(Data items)
--
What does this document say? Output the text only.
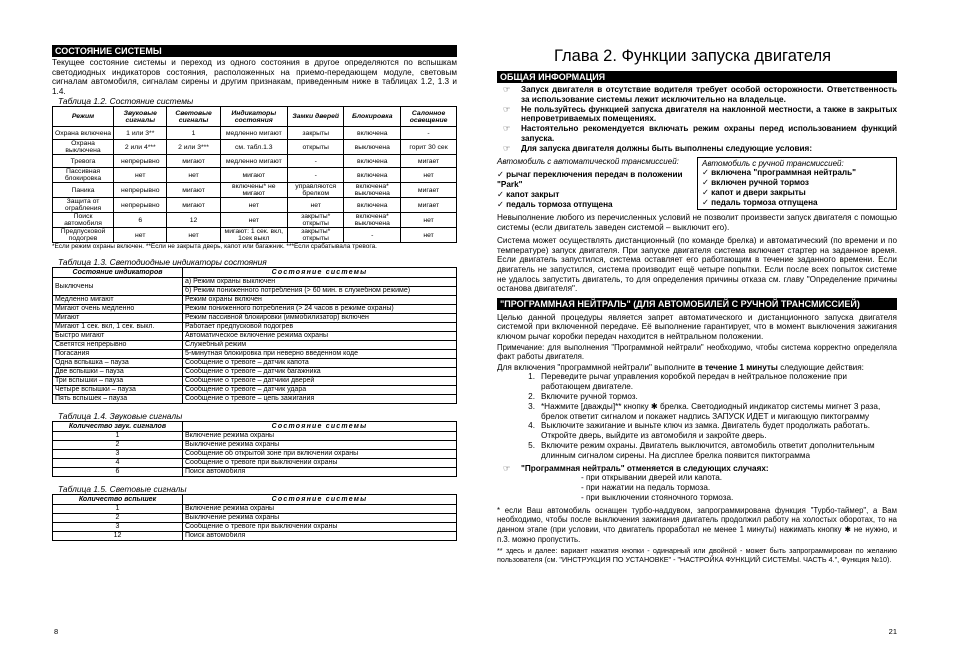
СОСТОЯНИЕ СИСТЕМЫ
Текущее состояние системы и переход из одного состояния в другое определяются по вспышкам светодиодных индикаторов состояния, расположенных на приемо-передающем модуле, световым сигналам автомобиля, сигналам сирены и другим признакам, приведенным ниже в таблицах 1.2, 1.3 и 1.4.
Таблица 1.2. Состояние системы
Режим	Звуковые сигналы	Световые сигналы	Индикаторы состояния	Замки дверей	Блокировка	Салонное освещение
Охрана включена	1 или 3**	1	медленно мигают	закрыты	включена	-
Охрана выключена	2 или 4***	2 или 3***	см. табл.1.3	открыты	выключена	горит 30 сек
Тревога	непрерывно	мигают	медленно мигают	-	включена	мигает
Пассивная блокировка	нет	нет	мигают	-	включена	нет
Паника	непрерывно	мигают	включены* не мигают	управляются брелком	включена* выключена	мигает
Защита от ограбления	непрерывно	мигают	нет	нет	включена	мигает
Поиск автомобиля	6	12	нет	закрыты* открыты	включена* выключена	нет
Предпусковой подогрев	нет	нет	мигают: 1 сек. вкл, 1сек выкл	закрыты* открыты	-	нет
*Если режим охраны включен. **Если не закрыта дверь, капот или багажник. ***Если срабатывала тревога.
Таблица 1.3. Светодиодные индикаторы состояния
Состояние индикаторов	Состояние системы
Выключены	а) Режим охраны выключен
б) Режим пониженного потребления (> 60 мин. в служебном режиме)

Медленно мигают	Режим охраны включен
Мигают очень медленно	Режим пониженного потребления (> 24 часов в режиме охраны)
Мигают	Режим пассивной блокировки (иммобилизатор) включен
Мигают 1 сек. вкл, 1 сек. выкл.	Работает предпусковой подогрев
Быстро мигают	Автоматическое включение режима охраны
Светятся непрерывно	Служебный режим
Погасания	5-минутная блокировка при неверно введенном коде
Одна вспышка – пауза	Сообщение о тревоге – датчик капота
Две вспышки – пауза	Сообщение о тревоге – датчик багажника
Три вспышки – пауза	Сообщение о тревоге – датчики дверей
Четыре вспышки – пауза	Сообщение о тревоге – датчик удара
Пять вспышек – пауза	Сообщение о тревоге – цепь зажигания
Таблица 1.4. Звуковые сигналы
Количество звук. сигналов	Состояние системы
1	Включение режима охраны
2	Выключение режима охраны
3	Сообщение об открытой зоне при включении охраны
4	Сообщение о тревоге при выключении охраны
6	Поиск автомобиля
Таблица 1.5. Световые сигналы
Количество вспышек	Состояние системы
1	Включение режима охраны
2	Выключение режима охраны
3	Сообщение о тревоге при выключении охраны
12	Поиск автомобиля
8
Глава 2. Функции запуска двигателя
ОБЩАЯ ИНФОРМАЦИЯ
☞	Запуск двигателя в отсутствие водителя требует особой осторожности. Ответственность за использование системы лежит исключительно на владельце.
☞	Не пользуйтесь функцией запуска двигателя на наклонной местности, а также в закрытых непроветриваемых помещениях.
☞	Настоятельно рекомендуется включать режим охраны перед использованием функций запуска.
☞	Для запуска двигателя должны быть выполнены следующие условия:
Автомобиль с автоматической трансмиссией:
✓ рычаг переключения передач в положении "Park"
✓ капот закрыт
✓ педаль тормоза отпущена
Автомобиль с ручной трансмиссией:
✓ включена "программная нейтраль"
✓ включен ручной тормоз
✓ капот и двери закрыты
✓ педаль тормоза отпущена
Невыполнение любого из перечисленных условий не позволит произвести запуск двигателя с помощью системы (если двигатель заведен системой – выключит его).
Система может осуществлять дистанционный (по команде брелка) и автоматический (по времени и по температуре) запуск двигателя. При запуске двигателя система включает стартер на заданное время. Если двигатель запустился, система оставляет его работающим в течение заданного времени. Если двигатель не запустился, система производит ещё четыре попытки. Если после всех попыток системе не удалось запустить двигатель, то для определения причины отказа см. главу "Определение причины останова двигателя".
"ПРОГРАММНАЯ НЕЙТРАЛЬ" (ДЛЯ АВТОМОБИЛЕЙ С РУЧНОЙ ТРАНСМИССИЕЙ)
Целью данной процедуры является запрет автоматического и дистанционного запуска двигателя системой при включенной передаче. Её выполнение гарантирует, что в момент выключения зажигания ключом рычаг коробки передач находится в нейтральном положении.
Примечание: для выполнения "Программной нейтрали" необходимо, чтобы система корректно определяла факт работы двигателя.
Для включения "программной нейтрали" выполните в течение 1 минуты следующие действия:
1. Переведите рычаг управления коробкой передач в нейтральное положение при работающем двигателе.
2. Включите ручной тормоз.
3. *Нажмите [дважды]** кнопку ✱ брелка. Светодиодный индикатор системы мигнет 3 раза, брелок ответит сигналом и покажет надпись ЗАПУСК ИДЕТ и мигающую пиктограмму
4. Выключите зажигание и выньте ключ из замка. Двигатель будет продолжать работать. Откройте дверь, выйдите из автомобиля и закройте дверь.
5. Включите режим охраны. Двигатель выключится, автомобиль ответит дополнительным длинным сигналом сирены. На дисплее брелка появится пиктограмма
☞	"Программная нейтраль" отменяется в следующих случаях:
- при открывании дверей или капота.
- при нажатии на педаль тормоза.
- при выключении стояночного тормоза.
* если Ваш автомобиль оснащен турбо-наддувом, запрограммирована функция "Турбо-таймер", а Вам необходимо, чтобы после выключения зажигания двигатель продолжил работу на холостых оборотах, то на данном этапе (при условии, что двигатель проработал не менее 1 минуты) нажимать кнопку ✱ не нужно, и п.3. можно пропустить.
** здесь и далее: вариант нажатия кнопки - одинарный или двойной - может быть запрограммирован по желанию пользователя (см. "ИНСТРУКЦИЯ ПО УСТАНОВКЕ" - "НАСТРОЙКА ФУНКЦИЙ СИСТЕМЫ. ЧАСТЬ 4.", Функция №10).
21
--
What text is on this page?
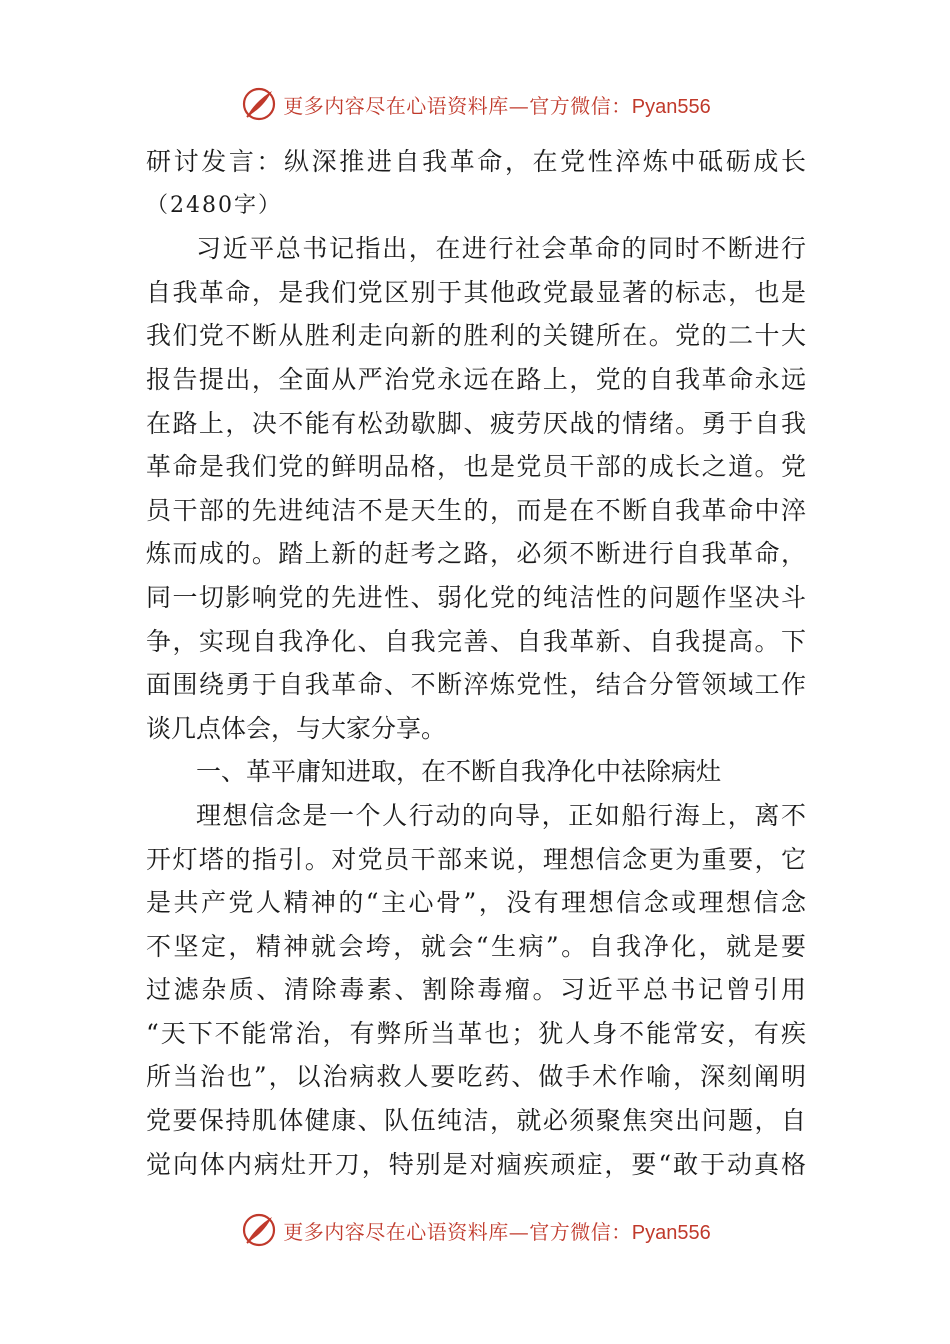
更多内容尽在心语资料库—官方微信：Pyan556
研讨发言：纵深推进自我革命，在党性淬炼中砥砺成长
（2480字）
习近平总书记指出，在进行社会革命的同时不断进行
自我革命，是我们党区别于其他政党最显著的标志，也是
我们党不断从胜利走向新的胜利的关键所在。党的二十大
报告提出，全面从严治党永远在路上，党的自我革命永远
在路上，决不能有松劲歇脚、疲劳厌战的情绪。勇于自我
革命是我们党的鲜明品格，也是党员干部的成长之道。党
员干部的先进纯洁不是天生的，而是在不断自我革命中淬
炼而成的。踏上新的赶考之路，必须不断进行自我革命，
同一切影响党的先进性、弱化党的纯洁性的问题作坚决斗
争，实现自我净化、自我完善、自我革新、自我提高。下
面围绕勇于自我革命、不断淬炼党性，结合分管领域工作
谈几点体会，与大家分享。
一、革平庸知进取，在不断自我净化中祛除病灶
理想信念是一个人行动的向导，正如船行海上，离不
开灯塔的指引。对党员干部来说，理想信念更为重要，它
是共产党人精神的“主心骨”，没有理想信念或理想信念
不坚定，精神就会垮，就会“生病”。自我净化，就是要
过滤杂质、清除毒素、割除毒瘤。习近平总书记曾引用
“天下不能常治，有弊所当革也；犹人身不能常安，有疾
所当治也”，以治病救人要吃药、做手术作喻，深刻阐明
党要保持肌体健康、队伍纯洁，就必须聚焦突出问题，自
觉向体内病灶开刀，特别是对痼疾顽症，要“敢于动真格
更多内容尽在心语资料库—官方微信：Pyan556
--
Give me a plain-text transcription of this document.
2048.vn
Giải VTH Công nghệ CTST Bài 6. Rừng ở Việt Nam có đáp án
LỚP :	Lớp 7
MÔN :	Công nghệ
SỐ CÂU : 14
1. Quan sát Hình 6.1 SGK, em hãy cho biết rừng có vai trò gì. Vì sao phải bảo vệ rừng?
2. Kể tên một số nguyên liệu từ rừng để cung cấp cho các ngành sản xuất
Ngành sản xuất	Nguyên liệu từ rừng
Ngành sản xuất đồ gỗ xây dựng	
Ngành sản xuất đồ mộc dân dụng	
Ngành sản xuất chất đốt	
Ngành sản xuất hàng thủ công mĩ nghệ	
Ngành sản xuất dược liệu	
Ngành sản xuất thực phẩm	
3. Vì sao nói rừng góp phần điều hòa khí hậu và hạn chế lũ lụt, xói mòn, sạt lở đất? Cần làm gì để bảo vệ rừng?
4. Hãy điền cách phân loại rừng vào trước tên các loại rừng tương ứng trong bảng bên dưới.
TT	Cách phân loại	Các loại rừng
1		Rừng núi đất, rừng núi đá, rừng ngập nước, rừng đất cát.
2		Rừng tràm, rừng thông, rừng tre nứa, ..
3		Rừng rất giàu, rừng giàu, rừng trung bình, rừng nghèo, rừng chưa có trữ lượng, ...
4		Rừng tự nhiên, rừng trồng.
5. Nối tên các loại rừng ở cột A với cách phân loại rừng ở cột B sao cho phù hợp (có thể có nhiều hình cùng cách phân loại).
--
**WHAT THE TASK ASKS**.
Copy out every line of the listing that includes the string "сирены".

**SOLUTION TO THIS EXERCISE**.
Текущее состояние системы и переход из одного состояния в другое определяются по вспышкам светодиодных индикаторов состояния, расположенных на приемо-передающем модуле, световым сигналам автомобиля, сигналам сирены и другим признакам, приведенным ниже в таблицах 1.2, 1.3 и 1.4.
5. Включите режим охраны. Двигатель выключится, автомобиль ответит дополнительным длинным сигналом сирены. На дисплее брелка появится пиктограмма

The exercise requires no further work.